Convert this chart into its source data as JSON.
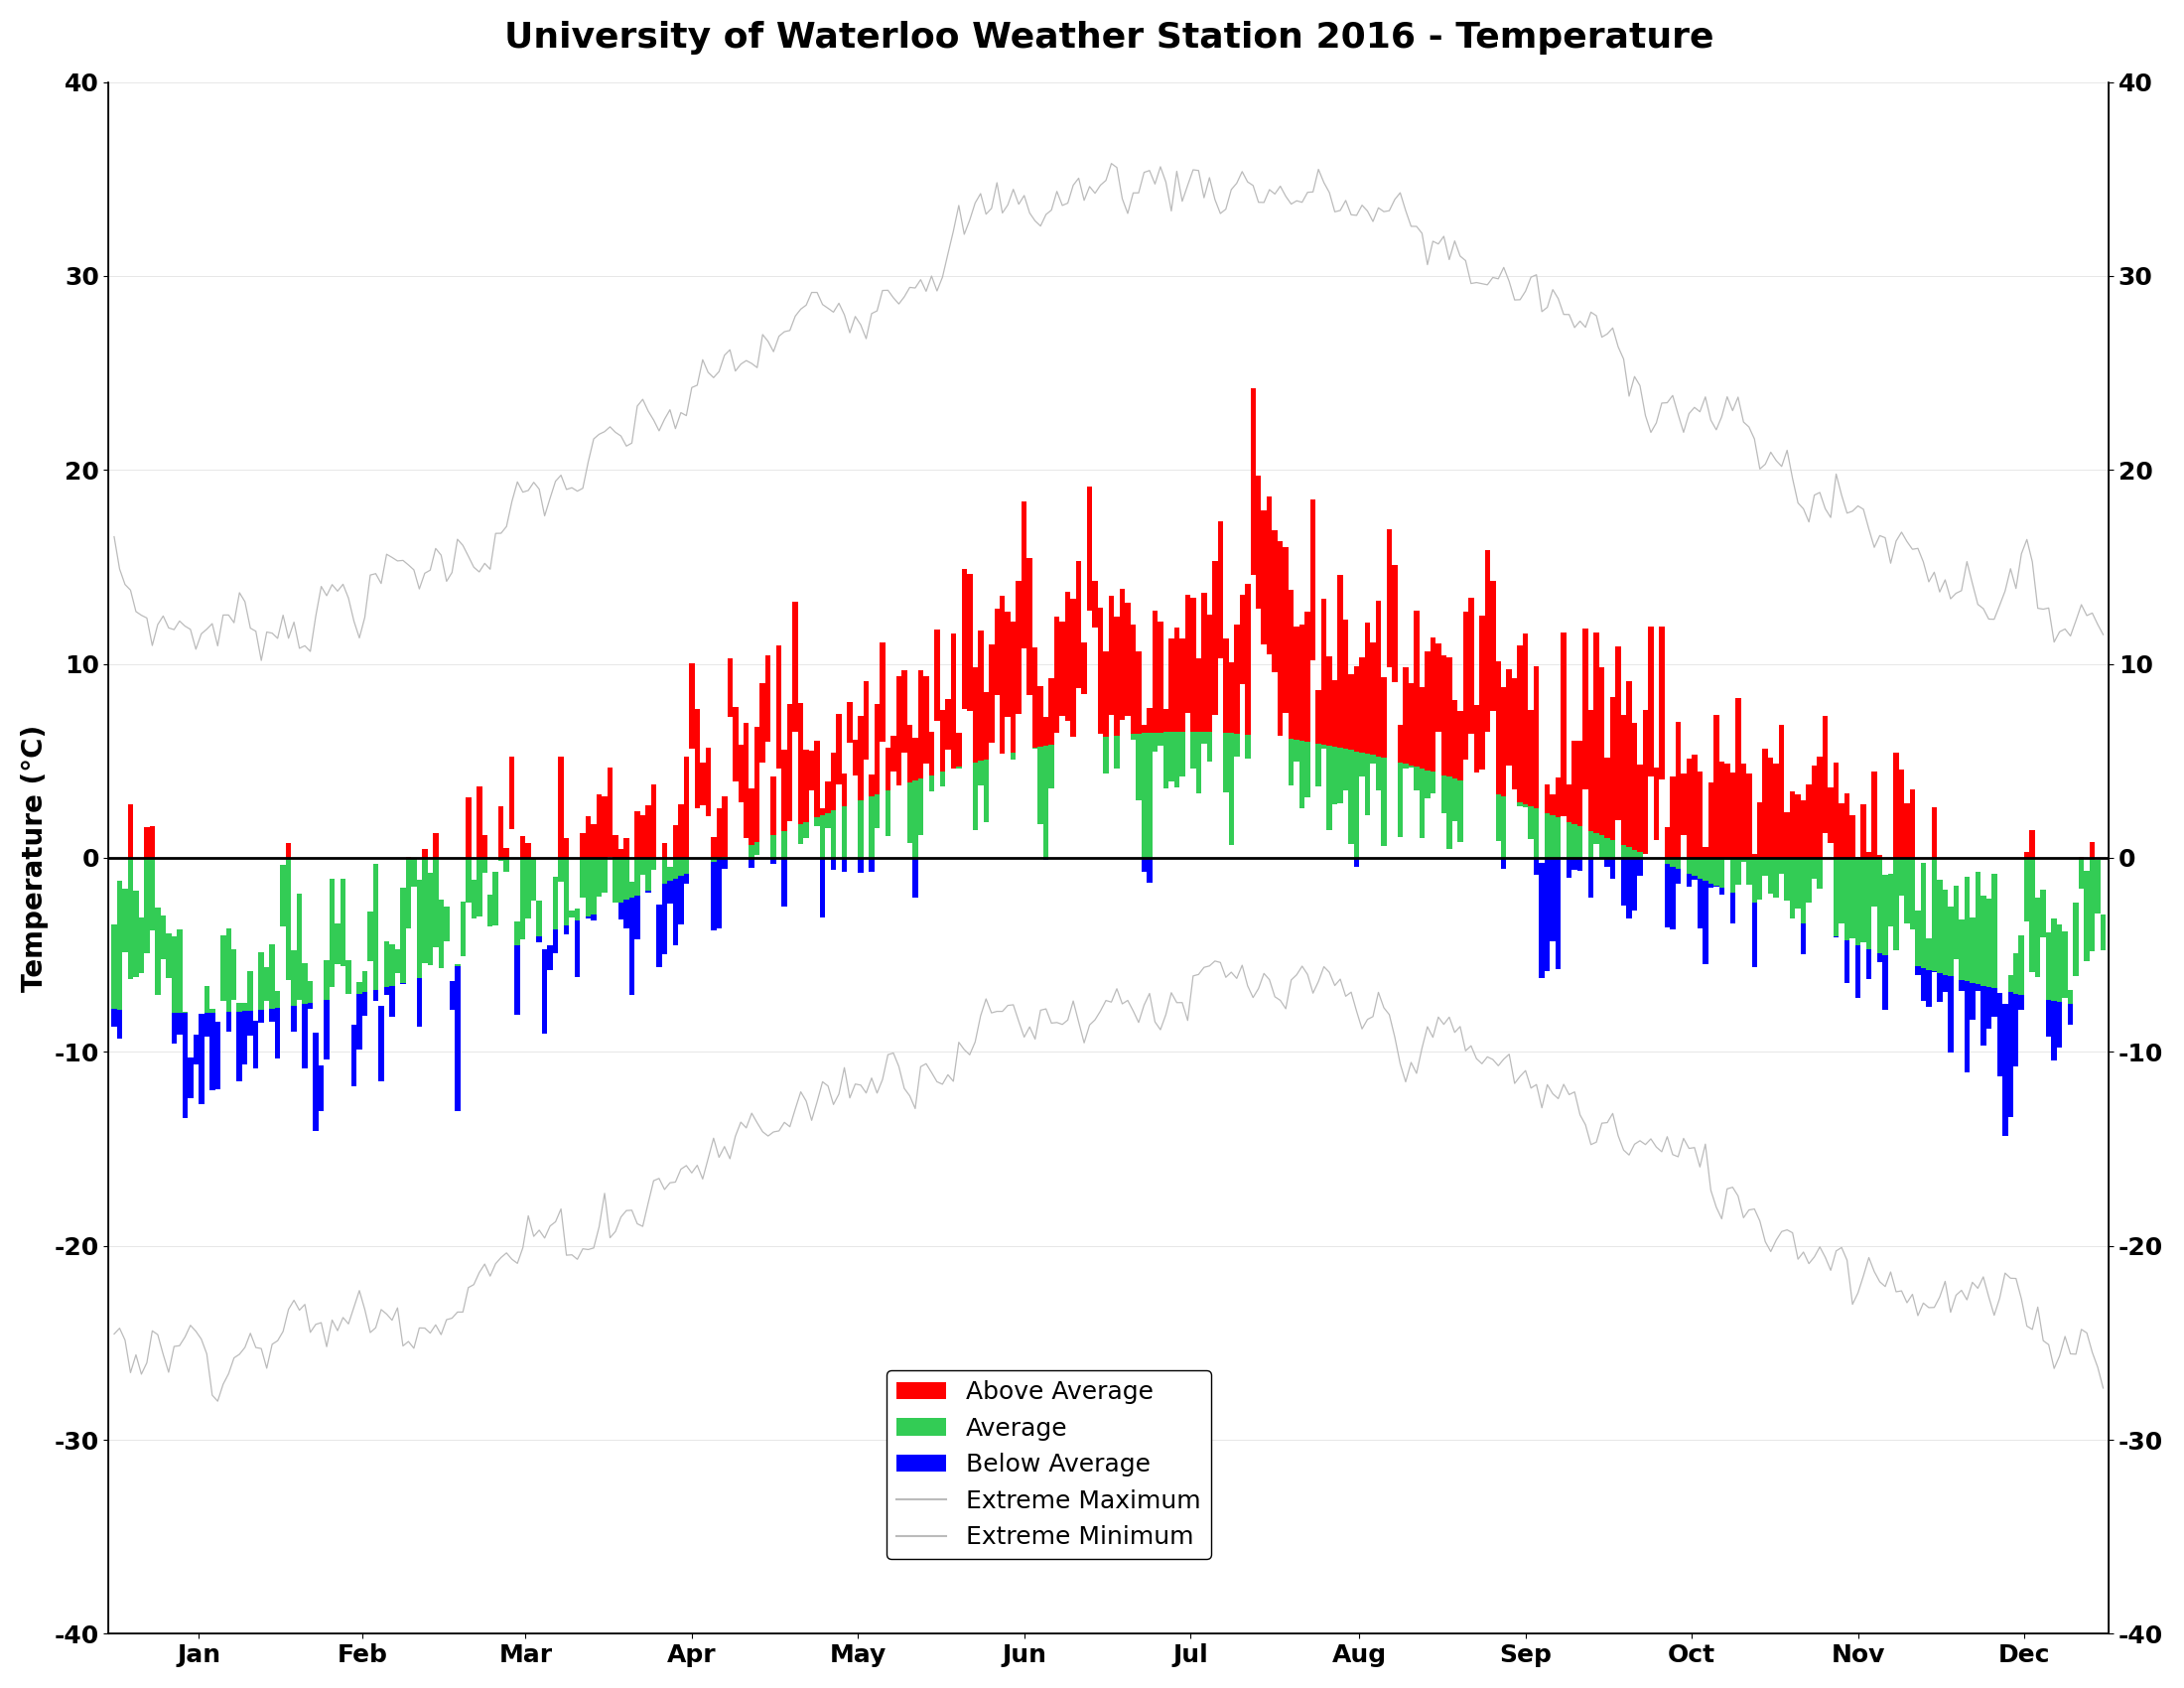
{
  "title": "University of Waterloo Weather Station 2016 - Temperature",
  "ylabel": "Temperature (°C)",
  "ylim": [
    -40,
    40
  ],
  "yticks": [
    -40,
    -30,
    -20,
    -10,
    0,
    10,
    20,
    30,
    40
  ],
  "months": [
    "Jan",
    "Feb",
    "Mar",
    "Apr",
    "May",
    "Jun",
    "Jul",
    "Aug",
    "Sep",
    "Oct",
    "Nov",
    "Dec"
  ],
  "days_in_month": [
    31,
    29,
    31,
    30,
    31,
    30,
    31,
    31,
    30,
    31,
    30,
    31
  ],
  "background_color": "#ffffff",
  "title_fontsize": 26,
  "axis_fontsize": 20,
  "tick_fontsize": 18,
  "legend_fontsize": 18,
  "color_above": "#ff0000",
  "color_avg": "#33cc55",
  "color_below": "#0000ff",
  "color_extreme": "#bbbbbb",
  "color_zero_line": "#000000"
}
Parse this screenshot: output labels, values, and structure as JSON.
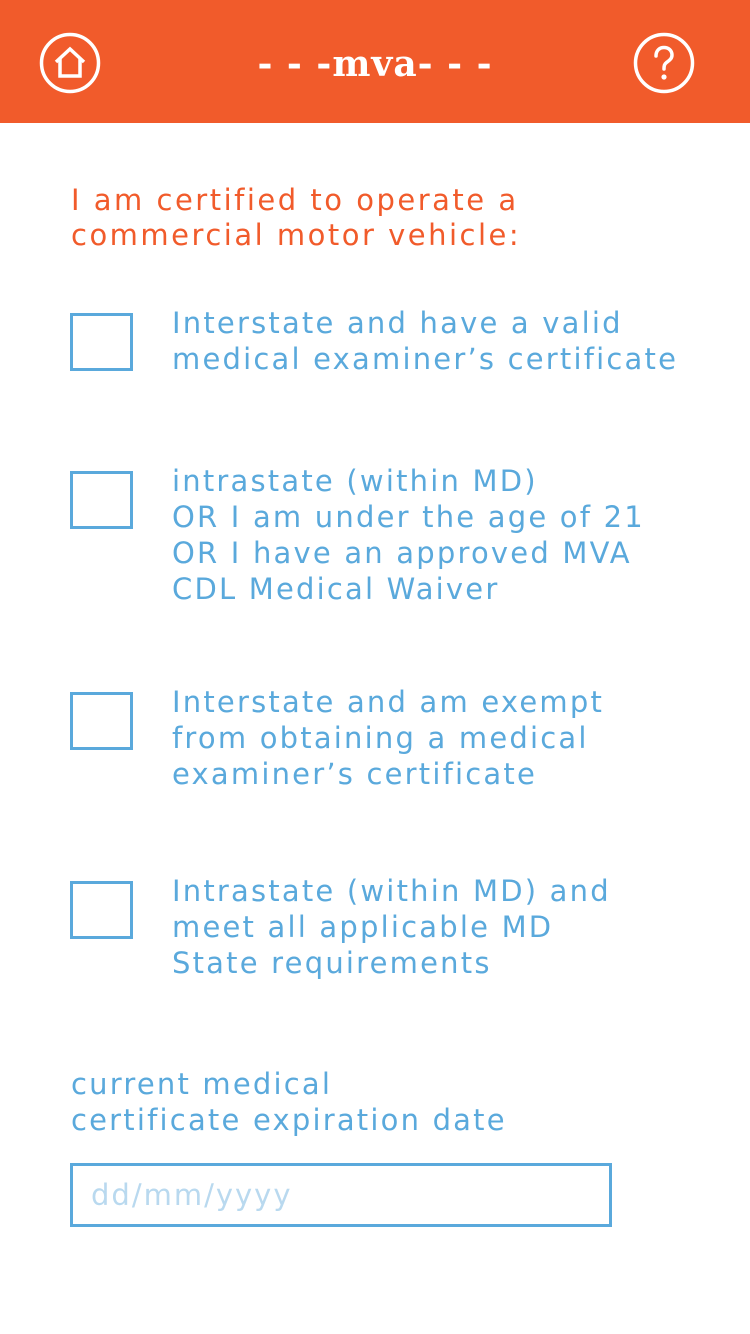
{
  "header": {
    "title": "- - -mva- - -",
    "home_icon": "home-icon",
    "help_icon": "help-icon",
    "background_color": "#f15b2b"
  },
  "form": {
    "heading": "I am certified to operate a\ncommercial motor vehicle:",
    "options": [
      {
        "label": "Interstate and have a valid\nmedical examiner’s certificate",
        "checked": false
      },
      {
        "label": "intrastate (within MD)\nOR I am under the age of 21\nOR I have an approved MVA\nCDL Medical Waiver",
        "checked": false
      },
      {
        "label": "Interstate and am exempt\nfrom obtaining a medical\nexaminer’s certificate",
        "checked": false
      },
      {
        "label": "Intrastate (within MD) and\nmeet all applicable MD\nState requirements",
        "checked": false
      }
    ],
    "date_label": "current medical\ncertificate expiration date",
    "date_placeholder": "dd/mm/yyyy",
    "date_value": ""
  },
  "colors": {
    "accent": "#f15b2b",
    "primary": "#5aa9dc"
  }
}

Your goal >> Skip the pictures and write out exactly the lines from the line containing "Parse this screenshot: output" through the end of the listing above.

Exercise response >>
Parse this screenshot: output labels, values, and structure as JSON.
{
  "header": {
    "title": "- - -mva- - -",
    "home_icon": "home-icon",
    "help_icon": "help-icon",
    "background_color": "#f15b2b"
  },
  "form": {
    "heading": "I am certified to operate a\ncommercial motor vehicle:",
    "options": [
      {
        "label": "Interstate and have a valid\nmedical examiner’s certificate",
        "checked": false
      },
      {
        "label": "intrastate (within MD)\nOR I am under the age of 21\nOR I have an approved MVA\nCDL Medical Waiver",
        "checked": false
      },
      {
        "label": "Interstate and am exempt\nfrom obtaining a medical\nexaminer’s certificate",
        "checked": false
      },
      {
        "label": "Intrastate (within MD) and\nmeet all applicable MD\nState requirements",
        "checked": false
      }
    ],
    "date_label": "current medical\ncertificate expiration date",
    "date_placeholder": "dd/mm/yyyy",
    "date_value": ""
  },
  "colors": {
    "accent": "#f15b2b",
    "primary": "#5aa9dc"
  }
}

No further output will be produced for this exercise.